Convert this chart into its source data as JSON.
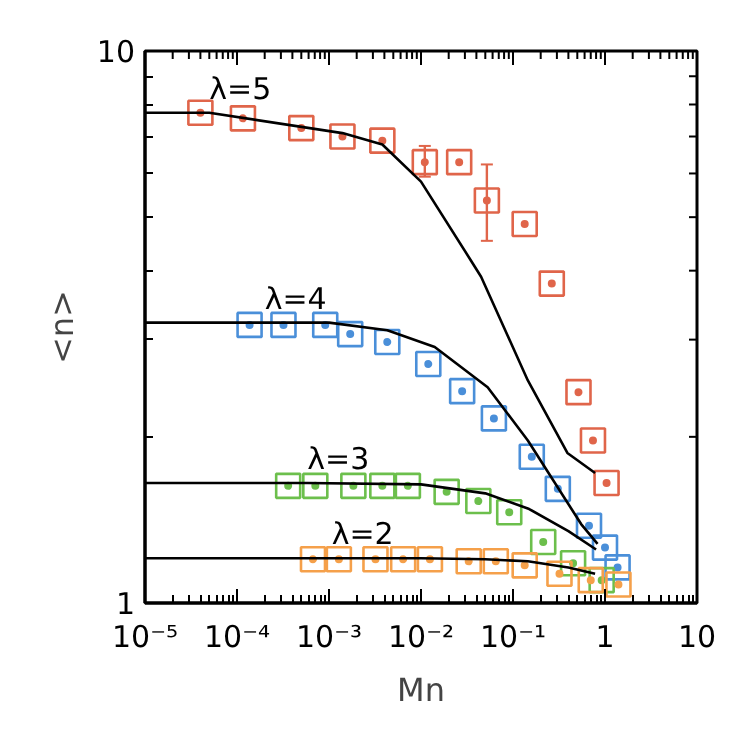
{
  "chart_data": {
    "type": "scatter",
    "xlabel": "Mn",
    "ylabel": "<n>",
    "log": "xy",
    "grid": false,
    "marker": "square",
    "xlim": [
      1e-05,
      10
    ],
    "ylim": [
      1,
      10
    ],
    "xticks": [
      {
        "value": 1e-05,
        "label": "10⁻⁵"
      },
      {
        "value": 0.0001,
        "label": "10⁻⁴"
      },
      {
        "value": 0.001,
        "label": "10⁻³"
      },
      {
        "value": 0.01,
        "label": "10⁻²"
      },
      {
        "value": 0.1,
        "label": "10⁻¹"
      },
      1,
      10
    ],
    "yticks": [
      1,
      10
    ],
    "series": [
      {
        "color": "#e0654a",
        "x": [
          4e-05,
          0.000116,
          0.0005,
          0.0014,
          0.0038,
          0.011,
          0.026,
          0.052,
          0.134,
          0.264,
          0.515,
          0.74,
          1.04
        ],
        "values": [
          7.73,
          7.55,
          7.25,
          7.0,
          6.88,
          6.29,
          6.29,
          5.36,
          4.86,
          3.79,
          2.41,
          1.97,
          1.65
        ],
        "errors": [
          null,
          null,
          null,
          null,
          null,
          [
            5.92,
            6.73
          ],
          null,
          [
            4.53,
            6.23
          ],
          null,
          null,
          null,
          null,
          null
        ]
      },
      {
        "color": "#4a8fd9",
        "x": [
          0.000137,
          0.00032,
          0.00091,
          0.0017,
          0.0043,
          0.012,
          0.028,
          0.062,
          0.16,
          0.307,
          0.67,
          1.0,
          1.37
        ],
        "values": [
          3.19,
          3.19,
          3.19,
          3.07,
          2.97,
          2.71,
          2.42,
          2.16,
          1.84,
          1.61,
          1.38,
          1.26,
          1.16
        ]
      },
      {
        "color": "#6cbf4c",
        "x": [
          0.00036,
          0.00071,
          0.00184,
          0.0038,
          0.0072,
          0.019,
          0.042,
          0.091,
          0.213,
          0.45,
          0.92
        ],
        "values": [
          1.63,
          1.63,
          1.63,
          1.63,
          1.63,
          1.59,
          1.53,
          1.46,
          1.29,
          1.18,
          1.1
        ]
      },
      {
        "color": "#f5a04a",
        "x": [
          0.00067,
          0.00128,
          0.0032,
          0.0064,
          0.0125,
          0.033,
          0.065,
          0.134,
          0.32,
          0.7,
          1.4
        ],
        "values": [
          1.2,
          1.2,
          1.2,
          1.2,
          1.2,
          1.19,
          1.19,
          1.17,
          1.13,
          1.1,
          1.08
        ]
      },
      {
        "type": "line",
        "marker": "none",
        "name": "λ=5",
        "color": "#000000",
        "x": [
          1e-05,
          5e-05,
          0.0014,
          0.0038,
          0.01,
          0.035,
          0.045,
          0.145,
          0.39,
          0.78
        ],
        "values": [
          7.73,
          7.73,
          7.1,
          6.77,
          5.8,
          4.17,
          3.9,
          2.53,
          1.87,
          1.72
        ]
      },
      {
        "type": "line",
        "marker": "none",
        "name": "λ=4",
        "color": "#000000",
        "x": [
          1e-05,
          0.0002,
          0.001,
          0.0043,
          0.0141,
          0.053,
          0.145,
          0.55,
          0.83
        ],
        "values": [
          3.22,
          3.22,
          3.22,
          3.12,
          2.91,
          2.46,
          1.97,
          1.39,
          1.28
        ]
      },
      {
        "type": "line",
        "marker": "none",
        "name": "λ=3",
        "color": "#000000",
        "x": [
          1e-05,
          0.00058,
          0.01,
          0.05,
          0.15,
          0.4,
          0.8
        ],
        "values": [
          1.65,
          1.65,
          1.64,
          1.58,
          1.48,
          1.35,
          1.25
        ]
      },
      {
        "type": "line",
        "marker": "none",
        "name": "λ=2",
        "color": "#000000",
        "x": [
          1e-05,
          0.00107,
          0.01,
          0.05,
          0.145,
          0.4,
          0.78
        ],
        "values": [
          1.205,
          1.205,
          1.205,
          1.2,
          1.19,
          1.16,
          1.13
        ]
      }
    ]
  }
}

++++++++++

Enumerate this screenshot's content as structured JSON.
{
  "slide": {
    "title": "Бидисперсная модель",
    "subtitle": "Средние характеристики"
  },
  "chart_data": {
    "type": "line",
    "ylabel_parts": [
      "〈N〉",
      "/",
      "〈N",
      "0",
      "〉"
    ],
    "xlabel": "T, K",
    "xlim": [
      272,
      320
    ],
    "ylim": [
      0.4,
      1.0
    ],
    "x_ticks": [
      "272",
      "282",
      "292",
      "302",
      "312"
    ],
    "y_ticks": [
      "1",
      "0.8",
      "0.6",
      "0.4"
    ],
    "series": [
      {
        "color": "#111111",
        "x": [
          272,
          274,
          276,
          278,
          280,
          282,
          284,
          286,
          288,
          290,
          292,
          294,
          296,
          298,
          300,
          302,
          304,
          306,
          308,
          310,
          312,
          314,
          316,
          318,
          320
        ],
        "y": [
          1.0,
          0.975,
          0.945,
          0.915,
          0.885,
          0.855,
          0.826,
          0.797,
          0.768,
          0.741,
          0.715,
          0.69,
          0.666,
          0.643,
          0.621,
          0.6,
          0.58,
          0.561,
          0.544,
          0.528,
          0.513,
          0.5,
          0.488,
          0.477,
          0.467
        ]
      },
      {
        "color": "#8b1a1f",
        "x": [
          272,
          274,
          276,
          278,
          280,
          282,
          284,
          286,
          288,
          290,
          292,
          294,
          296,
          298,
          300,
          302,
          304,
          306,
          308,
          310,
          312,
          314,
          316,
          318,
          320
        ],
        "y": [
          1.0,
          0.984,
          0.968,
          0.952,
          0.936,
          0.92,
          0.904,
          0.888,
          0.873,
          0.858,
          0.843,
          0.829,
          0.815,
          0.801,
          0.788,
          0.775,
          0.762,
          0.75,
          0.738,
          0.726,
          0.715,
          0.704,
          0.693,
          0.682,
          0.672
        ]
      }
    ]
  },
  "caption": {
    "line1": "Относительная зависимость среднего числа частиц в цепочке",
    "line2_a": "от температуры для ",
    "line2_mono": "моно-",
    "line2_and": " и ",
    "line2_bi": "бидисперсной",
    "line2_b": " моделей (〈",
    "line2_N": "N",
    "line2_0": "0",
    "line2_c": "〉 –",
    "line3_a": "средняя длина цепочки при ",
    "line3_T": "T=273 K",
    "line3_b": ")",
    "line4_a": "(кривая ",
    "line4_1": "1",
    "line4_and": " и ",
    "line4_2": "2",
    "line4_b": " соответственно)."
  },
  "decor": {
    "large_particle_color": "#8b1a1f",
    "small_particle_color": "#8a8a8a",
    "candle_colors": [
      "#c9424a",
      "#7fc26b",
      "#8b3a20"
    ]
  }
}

++++++++++

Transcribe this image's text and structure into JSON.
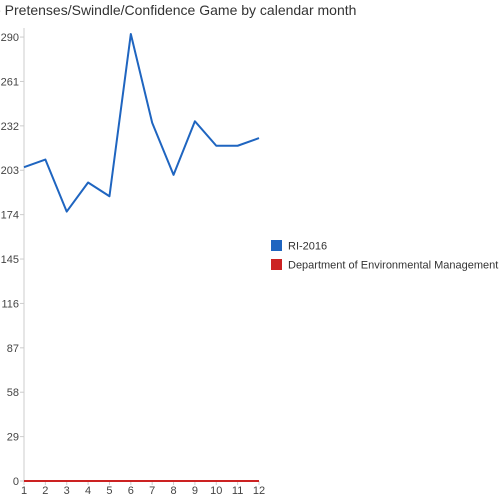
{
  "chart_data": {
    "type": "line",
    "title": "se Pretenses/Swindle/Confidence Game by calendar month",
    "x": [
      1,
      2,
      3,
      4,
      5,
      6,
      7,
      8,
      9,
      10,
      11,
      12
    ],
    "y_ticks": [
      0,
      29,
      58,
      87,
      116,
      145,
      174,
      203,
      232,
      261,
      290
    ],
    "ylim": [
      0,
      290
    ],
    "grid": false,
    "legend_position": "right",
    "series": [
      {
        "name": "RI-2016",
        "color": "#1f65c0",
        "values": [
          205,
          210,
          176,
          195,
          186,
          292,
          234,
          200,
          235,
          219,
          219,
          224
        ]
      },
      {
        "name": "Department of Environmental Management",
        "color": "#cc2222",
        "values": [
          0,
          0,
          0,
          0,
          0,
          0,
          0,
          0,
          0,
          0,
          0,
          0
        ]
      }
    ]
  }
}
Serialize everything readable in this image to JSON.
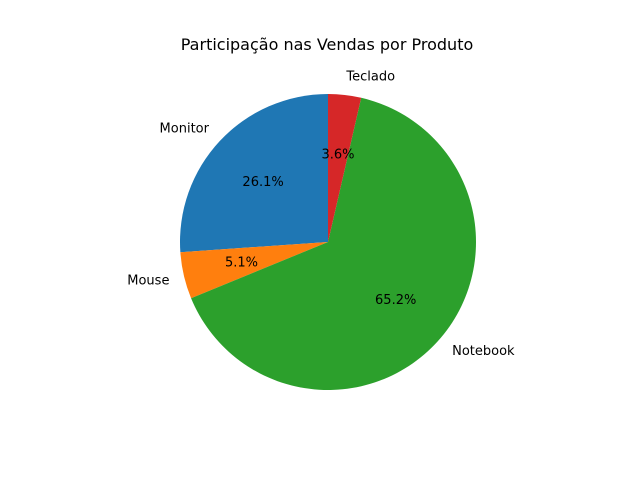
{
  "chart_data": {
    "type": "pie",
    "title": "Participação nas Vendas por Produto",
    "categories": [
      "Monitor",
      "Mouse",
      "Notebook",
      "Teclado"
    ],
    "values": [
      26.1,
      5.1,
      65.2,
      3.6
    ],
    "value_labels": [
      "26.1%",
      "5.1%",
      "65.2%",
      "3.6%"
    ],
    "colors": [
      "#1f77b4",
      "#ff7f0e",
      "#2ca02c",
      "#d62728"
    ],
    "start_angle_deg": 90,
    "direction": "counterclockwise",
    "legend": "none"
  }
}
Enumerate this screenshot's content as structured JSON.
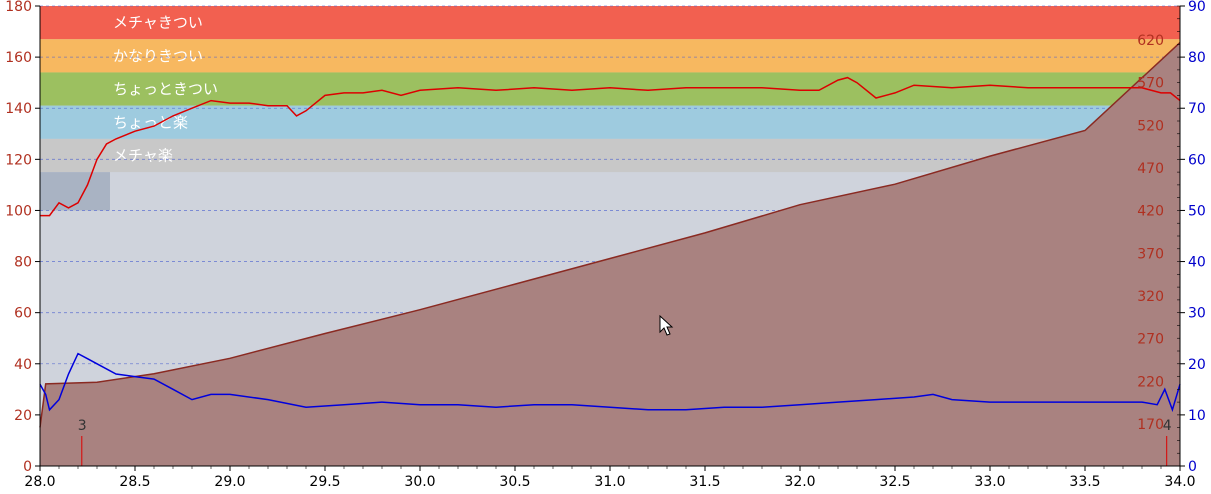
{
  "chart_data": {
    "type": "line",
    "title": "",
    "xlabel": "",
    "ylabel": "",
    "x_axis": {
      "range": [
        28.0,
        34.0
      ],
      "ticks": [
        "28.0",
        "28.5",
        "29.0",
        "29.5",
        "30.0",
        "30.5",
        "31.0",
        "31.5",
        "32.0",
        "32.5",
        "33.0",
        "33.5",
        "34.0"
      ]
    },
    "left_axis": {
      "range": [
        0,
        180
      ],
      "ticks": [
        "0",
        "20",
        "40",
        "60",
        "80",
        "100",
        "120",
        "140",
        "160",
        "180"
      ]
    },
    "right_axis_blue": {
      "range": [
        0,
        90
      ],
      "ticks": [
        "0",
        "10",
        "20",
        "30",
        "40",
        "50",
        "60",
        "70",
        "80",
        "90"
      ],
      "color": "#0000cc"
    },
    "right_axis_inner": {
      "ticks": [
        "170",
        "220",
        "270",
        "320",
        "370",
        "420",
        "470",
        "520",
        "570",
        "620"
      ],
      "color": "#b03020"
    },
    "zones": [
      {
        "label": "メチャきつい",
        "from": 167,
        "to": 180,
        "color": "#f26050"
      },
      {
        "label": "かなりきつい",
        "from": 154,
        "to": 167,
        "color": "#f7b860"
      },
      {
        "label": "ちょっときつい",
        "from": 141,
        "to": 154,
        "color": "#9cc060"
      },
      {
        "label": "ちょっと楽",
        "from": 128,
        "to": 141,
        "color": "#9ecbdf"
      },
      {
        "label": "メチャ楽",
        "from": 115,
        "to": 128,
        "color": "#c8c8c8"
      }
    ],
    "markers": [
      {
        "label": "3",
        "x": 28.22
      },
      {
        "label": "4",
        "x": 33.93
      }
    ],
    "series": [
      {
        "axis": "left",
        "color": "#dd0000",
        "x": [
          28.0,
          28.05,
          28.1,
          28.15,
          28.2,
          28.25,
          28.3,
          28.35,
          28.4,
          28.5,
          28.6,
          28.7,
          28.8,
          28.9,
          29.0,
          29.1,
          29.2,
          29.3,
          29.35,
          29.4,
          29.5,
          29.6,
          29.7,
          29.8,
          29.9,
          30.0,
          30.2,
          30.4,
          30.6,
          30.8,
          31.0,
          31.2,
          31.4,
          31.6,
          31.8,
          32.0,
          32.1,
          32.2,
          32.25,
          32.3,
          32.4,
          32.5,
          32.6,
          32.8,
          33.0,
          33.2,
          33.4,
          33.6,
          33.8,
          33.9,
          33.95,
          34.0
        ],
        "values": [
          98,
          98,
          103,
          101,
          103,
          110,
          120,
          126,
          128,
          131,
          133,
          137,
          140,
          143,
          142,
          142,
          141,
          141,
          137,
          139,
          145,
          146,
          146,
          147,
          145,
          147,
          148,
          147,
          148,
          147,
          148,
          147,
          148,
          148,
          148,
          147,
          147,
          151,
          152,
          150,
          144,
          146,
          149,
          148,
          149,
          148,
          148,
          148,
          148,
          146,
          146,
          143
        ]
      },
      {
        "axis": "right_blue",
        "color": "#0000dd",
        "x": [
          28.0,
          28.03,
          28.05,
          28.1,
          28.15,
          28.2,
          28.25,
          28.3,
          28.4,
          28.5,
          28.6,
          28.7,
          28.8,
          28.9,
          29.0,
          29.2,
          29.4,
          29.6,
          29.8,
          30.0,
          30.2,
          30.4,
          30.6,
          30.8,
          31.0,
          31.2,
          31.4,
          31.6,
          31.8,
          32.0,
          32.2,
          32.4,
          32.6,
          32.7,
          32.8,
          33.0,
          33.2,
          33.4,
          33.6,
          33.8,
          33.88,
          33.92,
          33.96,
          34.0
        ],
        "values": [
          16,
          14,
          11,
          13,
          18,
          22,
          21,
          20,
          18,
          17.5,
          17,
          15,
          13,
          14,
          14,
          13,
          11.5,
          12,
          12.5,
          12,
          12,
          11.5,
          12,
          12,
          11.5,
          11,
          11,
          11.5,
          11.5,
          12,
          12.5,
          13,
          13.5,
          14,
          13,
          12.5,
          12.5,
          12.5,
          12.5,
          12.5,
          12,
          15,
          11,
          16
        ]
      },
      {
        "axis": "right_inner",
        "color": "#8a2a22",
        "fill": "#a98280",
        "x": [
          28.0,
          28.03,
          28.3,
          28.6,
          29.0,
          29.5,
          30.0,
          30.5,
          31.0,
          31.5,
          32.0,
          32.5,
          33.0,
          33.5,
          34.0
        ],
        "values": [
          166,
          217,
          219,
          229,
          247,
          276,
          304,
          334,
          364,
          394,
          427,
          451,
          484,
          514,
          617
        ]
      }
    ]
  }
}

++++++++++

Your answer should be one number: how many lines of the listing include the word "JSON".

→ SOLUTION TO THIS PROBLEM
5